__YOUR GOAL__
Please give the entries again in full and exactly, without any picture.

[Extracted data entries]

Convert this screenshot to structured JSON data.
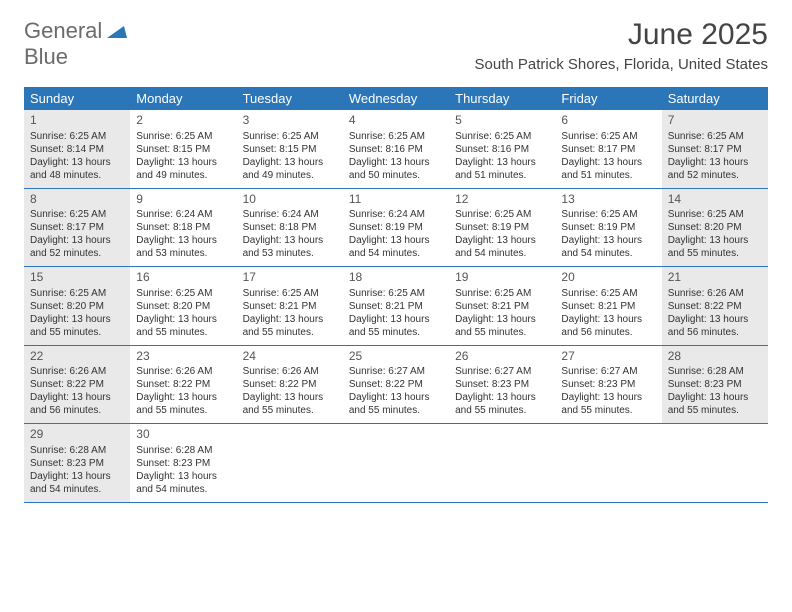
{
  "logo": {
    "text1": "General",
    "text2": "Blue"
  },
  "title": "June 2025",
  "subtitle": "South Patrick Shores, Florida, United States",
  "colors": {
    "header_bg": "#2a76b8",
    "header_text": "#ffffff",
    "shaded_bg": "#e9e9e9",
    "text": "#333333",
    "title_color": "#444444",
    "logo_gray": "#6b6b6b",
    "logo_blue": "#2a76b8"
  },
  "day_names": [
    "Sunday",
    "Monday",
    "Tuesday",
    "Wednesday",
    "Thursday",
    "Friday",
    "Saturday"
  ],
  "weeks": [
    [
      {
        "n": "1",
        "shaded": true,
        "sr": "6:25 AM",
        "ss": "8:14 PM",
        "dl": "13 hours and 48 minutes."
      },
      {
        "n": "2",
        "shaded": false,
        "sr": "6:25 AM",
        "ss": "8:15 PM",
        "dl": "13 hours and 49 minutes."
      },
      {
        "n": "3",
        "shaded": false,
        "sr": "6:25 AM",
        "ss": "8:15 PM",
        "dl": "13 hours and 49 minutes."
      },
      {
        "n": "4",
        "shaded": false,
        "sr": "6:25 AM",
        "ss": "8:16 PM",
        "dl": "13 hours and 50 minutes."
      },
      {
        "n": "5",
        "shaded": false,
        "sr": "6:25 AM",
        "ss": "8:16 PM",
        "dl": "13 hours and 51 minutes."
      },
      {
        "n": "6",
        "shaded": false,
        "sr": "6:25 AM",
        "ss": "8:17 PM",
        "dl": "13 hours and 51 minutes."
      },
      {
        "n": "7",
        "shaded": true,
        "sr": "6:25 AM",
        "ss": "8:17 PM",
        "dl": "13 hours and 52 minutes."
      }
    ],
    [
      {
        "n": "8",
        "shaded": true,
        "sr": "6:25 AM",
        "ss": "8:17 PM",
        "dl": "13 hours and 52 minutes."
      },
      {
        "n": "9",
        "shaded": false,
        "sr": "6:24 AM",
        "ss": "8:18 PM",
        "dl": "13 hours and 53 minutes."
      },
      {
        "n": "10",
        "shaded": false,
        "sr": "6:24 AM",
        "ss": "8:18 PM",
        "dl": "13 hours and 53 minutes."
      },
      {
        "n": "11",
        "shaded": false,
        "sr": "6:24 AM",
        "ss": "8:19 PM",
        "dl": "13 hours and 54 minutes."
      },
      {
        "n": "12",
        "shaded": false,
        "sr": "6:25 AM",
        "ss": "8:19 PM",
        "dl": "13 hours and 54 minutes."
      },
      {
        "n": "13",
        "shaded": false,
        "sr": "6:25 AM",
        "ss": "8:19 PM",
        "dl": "13 hours and 54 minutes."
      },
      {
        "n": "14",
        "shaded": true,
        "sr": "6:25 AM",
        "ss": "8:20 PM",
        "dl": "13 hours and 55 minutes."
      }
    ],
    [
      {
        "n": "15",
        "shaded": true,
        "sr": "6:25 AM",
        "ss": "8:20 PM",
        "dl": "13 hours and 55 minutes."
      },
      {
        "n": "16",
        "shaded": false,
        "sr": "6:25 AM",
        "ss": "8:20 PM",
        "dl": "13 hours and 55 minutes."
      },
      {
        "n": "17",
        "shaded": false,
        "sr": "6:25 AM",
        "ss": "8:21 PM",
        "dl": "13 hours and 55 minutes."
      },
      {
        "n": "18",
        "shaded": false,
        "sr": "6:25 AM",
        "ss": "8:21 PM",
        "dl": "13 hours and 55 minutes."
      },
      {
        "n": "19",
        "shaded": false,
        "sr": "6:25 AM",
        "ss": "8:21 PM",
        "dl": "13 hours and 55 minutes."
      },
      {
        "n": "20",
        "shaded": false,
        "sr": "6:25 AM",
        "ss": "8:21 PM",
        "dl": "13 hours and 56 minutes."
      },
      {
        "n": "21",
        "shaded": true,
        "sr": "6:26 AM",
        "ss": "8:22 PM",
        "dl": "13 hours and 56 minutes."
      }
    ],
    [
      {
        "n": "22",
        "shaded": true,
        "sr": "6:26 AM",
        "ss": "8:22 PM",
        "dl": "13 hours and 56 minutes."
      },
      {
        "n": "23",
        "shaded": false,
        "sr": "6:26 AM",
        "ss": "8:22 PM",
        "dl": "13 hours and 55 minutes."
      },
      {
        "n": "24",
        "shaded": false,
        "sr": "6:26 AM",
        "ss": "8:22 PM",
        "dl": "13 hours and 55 minutes."
      },
      {
        "n": "25",
        "shaded": false,
        "sr": "6:27 AM",
        "ss": "8:22 PM",
        "dl": "13 hours and 55 minutes."
      },
      {
        "n": "26",
        "shaded": false,
        "sr": "6:27 AM",
        "ss": "8:23 PM",
        "dl": "13 hours and 55 minutes."
      },
      {
        "n": "27",
        "shaded": false,
        "sr": "6:27 AM",
        "ss": "8:23 PM",
        "dl": "13 hours and 55 minutes."
      },
      {
        "n": "28",
        "shaded": true,
        "sr": "6:28 AM",
        "ss": "8:23 PM",
        "dl": "13 hours and 55 minutes."
      }
    ],
    [
      {
        "n": "29",
        "shaded": true,
        "sr": "6:28 AM",
        "ss": "8:23 PM",
        "dl": "13 hours and 54 minutes."
      },
      {
        "n": "30",
        "shaded": false,
        "sr": "6:28 AM",
        "ss": "8:23 PM",
        "dl": "13 hours and 54 minutes."
      },
      {
        "n": "",
        "shaded": false,
        "sr": "",
        "ss": "",
        "dl": ""
      },
      {
        "n": "",
        "shaded": false,
        "sr": "",
        "ss": "",
        "dl": ""
      },
      {
        "n": "",
        "shaded": false,
        "sr": "",
        "ss": "",
        "dl": ""
      },
      {
        "n": "",
        "shaded": false,
        "sr": "",
        "ss": "",
        "dl": ""
      },
      {
        "n": "",
        "shaded": false,
        "sr": "",
        "ss": "",
        "dl": ""
      }
    ]
  ],
  "labels": {
    "sunrise": "Sunrise: ",
    "sunset": "Sunset: ",
    "daylight": "Daylight: "
  }
}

__SOLVED EXERCISE__
Convert this screenshot to structured JSON data.
{
  "logo": {
    "text1": "General",
    "text2": "Blue"
  },
  "title": "June 2025",
  "subtitle": "South Patrick Shores, Florida, United States",
  "colors": {
    "header_bg": "#2a76b8",
    "header_text": "#ffffff",
    "shaded_bg": "#e9e9e9",
    "text": "#333333",
    "title_color": "#444444",
    "logo_gray": "#6b6b6b",
    "logo_blue": "#2a76b8"
  },
  "day_names": [
    "Sunday",
    "Monday",
    "Tuesday",
    "Wednesday",
    "Thursday",
    "Friday",
    "Saturday"
  ],
  "weeks": [
    [
      {
        "n": "1",
        "shaded": true,
        "sr": "6:25 AM",
        "ss": "8:14 PM",
        "dl": "13 hours and 48 minutes."
      },
      {
        "n": "2",
        "shaded": false,
        "sr": "6:25 AM",
        "ss": "8:15 PM",
        "dl": "13 hours and 49 minutes."
      },
      {
        "n": "3",
        "shaded": false,
        "sr": "6:25 AM",
        "ss": "8:15 PM",
        "dl": "13 hours and 49 minutes."
      },
      {
        "n": "4",
        "shaded": false,
        "sr": "6:25 AM",
        "ss": "8:16 PM",
        "dl": "13 hours and 50 minutes."
      },
      {
        "n": "5",
        "shaded": false,
        "sr": "6:25 AM",
        "ss": "8:16 PM",
        "dl": "13 hours and 51 minutes."
      },
      {
        "n": "6",
        "shaded": false,
        "sr": "6:25 AM",
        "ss": "8:17 PM",
        "dl": "13 hours and 51 minutes."
      },
      {
        "n": "7",
        "shaded": true,
        "sr": "6:25 AM",
        "ss": "8:17 PM",
        "dl": "13 hours and 52 minutes."
      }
    ],
    [
      {
        "n": "8",
        "shaded": true,
        "sr": "6:25 AM",
        "ss": "8:17 PM",
        "dl": "13 hours and 52 minutes."
      },
      {
        "n": "9",
        "shaded": false,
        "sr": "6:24 AM",
        "ss": "8:18 PM",
        "dl": "13 hours and 53 minutes."
      },
      {
        "n": "10",
        "shaded": false,
        "sr": "6:24 AM",
        "ss": "8:18 PM",
        "dl": "13 hours and 53 minutes."
      },
      {
        "n": "11",
        "shaded": false,
        "sr": "6:24 AM",
        "ss": "8:19 PM",
        "dl": "13 hours and 54 minutes."
      },
      {
        "n": "12",
        "shaded": false,
        "sr": "6:25 AM",
        "ss": "8:19 PM",
        "dl": "13 hours and 54 minutes."
      },
      {
        "n": "13",
        "shaded": false,
        "sr": "6:25 AM",
        "ss": "8:19 PM",
        "dl": "13 hours and 54 minutes."
      },
      {
        "n": "14",
        "shaded": true,
        "sr": "6:25 AM",
        "ss": "8:20 PM",
        "dl": "13 hours and 55 minutes."
      }
    ],
    [
      {
        "n": "15",
        "shaded": true,
        "sr": "6:25 AM",
        "ss": "8:20 PM",
        "dl": "13 hours and 55 minutes."
      },
      {
        "n": "16",
        "shaded": false,
        "sr": "6:25 AM",
        "ss": "8:20 PM",
        "dl": "13 hours and 55 minutes."
      },
      {
        "n": "17",
        "shaded": false,
        "sr": "6:25 AM",
        "ss": "8:21 PM",
        "dl": "13 hours and 55 minutes."
      },
      {
        "n": "18",
        "shaded": false,
        "sr": "6:25 AM",
        "ss": "8:21 PM",
        "dl": "13 hours and 55 minutes."
      },
      {
        "n": "19",
        "shaded": false,
        "sr": "6:25 AM",
        "ss": "8:21 PM",
        "dl": "13 hours and 55 minutes."
      },
      {
        "n": "20",
        "shaded": false,
        "sr": "6:25 AM",
        "ss": "8:21 PM",
        "dl": "13 hours and 56 minutes."
      },
      {
        "n": "21",
        "shaded": true,
        "sr": "6:26 AM",
        "ss": "8:22 PM",
        "dl": "13 hours and 56 minutes."
      }
    ],
    [
      {
        "n": "22",
        "shaded": true,
        "sr": "6:26 AM",
        "ss": "8:22 PM",
        "dl": "13 hours and 56 minutes."
      },
      {
        "n": "23",
        "shaded": false,
        "sr": "6:26 AM",
        "ss": "8:22 PM",
        "dl": "13 hours and 55 minutes."
      },
      {
        "n": "24",
        "shaded": false,
        "sr": "6:26 AM",
        "ss": "8:22 PM",
        "dl": "13 hours and 55 minutes."
      },
      {
        "n": "25",
        "shaded": false,
        "sr": "6:27 AM",
        "ss": "8:22 PM",
        "dl": "13 hours and 55 minutes."
      },
      {
        "n": "26",
        "shaded": false,
        "sr": "6:27 AM",
        "ss": "8:23 PM",
        "dl": "13 hours and 55 minutes."
      },
      {
        "n": "27",
        "shaded": false,
        "sr": "6:27 AM",
        "ss": "8:23 PM",
        "dl": "13 hours and 55 minutes."
      },
      {
        "n": "28",
        "shaded": true,
        "sr": "6:28 AM",
        "ss": "8:23 PM",
        "dl": "13 hours and 55 minutes."
      }
    ],
    [
      {
        "n": "29",
        "shaded": true,
        "sr": "6:28 AM",
        "ss": "8:23 PM",
        "dl": "13 hours and 54 minutes."
      },
      {
        "n": "30",
        "shaded": false,
        "sr": "6:28 AM",
        "ss": "8:23 PM",
        "dl": "13 hours and 54 minutes."
      },
      {
        "n": "",
        "shaded": false,
        "sr": "",
        "ss": "",
        "dl": ""
      },
      {
        "n": "",
        "shaded": false,
        "sr": "",
        "ss": "",
        "dl": ""
      },
      {
        "n": "",
        "shaded": false,
        "sr": "",
        "ss": "",
        "dl": ""
      },
      {
        "n": "",
        "shaded": false,
        "sr": "",
        "ss": "",
        "dl": ""
      },
      {
        "n": "",
        "shaded": false,
        "sr": "",
        "ss": "",
        "dl": ""
      }
    ]
  ],
  "labels": {
    "sunrise": "Sunrise: ",
    "sunset": "Sunset: ",
    "daylight": "Daylight: "
  }
}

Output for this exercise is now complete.